[BEGIN]
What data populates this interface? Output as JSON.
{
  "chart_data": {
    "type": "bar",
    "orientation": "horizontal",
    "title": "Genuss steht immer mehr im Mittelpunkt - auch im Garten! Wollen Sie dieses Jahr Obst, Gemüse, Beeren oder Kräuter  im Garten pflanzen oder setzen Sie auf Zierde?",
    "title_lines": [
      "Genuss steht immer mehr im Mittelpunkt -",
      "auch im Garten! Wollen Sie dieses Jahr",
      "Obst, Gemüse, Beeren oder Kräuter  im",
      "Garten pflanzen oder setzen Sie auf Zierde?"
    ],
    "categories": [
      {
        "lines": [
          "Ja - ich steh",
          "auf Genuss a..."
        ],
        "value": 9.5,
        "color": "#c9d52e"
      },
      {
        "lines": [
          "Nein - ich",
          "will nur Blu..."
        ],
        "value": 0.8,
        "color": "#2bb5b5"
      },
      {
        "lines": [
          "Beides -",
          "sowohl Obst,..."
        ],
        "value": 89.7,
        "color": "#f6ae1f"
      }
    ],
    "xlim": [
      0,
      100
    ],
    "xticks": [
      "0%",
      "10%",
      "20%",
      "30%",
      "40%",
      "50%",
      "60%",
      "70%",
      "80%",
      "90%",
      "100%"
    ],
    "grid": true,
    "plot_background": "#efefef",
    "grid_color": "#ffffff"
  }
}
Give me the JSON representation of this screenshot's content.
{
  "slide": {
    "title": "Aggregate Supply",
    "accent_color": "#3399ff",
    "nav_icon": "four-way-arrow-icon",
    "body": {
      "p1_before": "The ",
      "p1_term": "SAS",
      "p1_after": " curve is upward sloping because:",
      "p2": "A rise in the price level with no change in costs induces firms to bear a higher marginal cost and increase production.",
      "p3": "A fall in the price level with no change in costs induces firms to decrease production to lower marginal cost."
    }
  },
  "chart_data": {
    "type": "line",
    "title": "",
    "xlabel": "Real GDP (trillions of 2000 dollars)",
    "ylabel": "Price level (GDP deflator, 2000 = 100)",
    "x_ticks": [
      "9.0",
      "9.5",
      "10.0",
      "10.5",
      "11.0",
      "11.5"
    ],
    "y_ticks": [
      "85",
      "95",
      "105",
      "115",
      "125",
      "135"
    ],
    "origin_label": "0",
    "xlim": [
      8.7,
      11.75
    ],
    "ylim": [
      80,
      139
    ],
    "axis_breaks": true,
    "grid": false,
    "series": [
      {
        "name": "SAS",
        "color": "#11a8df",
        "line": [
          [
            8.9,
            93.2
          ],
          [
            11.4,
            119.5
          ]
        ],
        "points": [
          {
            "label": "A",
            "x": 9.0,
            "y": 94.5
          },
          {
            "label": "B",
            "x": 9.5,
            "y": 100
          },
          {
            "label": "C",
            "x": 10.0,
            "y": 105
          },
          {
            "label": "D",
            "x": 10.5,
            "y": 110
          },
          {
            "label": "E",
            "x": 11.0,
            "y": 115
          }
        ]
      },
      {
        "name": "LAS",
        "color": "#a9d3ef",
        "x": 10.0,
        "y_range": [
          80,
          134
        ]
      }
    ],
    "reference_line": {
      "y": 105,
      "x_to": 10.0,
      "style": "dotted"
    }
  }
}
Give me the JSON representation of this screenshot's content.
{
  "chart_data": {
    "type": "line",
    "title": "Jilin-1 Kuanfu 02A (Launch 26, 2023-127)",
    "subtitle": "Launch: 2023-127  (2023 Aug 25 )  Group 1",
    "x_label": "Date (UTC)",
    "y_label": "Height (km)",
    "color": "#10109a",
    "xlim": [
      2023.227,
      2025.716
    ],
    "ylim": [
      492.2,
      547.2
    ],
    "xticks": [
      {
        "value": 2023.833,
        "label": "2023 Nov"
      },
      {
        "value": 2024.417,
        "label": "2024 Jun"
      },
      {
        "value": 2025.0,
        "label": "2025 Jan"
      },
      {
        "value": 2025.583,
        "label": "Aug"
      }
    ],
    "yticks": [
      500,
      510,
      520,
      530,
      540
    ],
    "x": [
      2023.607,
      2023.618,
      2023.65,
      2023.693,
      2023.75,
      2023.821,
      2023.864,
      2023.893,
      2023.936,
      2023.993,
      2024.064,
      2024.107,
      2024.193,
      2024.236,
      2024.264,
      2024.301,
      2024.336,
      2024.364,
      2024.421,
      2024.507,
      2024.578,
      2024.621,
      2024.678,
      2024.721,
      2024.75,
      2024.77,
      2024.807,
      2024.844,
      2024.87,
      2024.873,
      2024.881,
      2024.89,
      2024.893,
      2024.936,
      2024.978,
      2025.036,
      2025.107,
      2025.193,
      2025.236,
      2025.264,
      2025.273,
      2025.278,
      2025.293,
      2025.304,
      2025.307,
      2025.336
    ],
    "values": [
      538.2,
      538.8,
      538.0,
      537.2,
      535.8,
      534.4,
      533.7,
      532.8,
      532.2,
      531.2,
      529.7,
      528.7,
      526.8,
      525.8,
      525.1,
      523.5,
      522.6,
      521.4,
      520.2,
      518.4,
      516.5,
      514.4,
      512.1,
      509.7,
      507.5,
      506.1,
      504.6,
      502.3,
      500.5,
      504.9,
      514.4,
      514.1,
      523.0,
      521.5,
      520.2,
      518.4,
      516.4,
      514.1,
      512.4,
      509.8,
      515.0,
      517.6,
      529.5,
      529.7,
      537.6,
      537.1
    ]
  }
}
[END]
Requirement:
Tell how many lines contain the word "cost", using only the number.

Written response:
2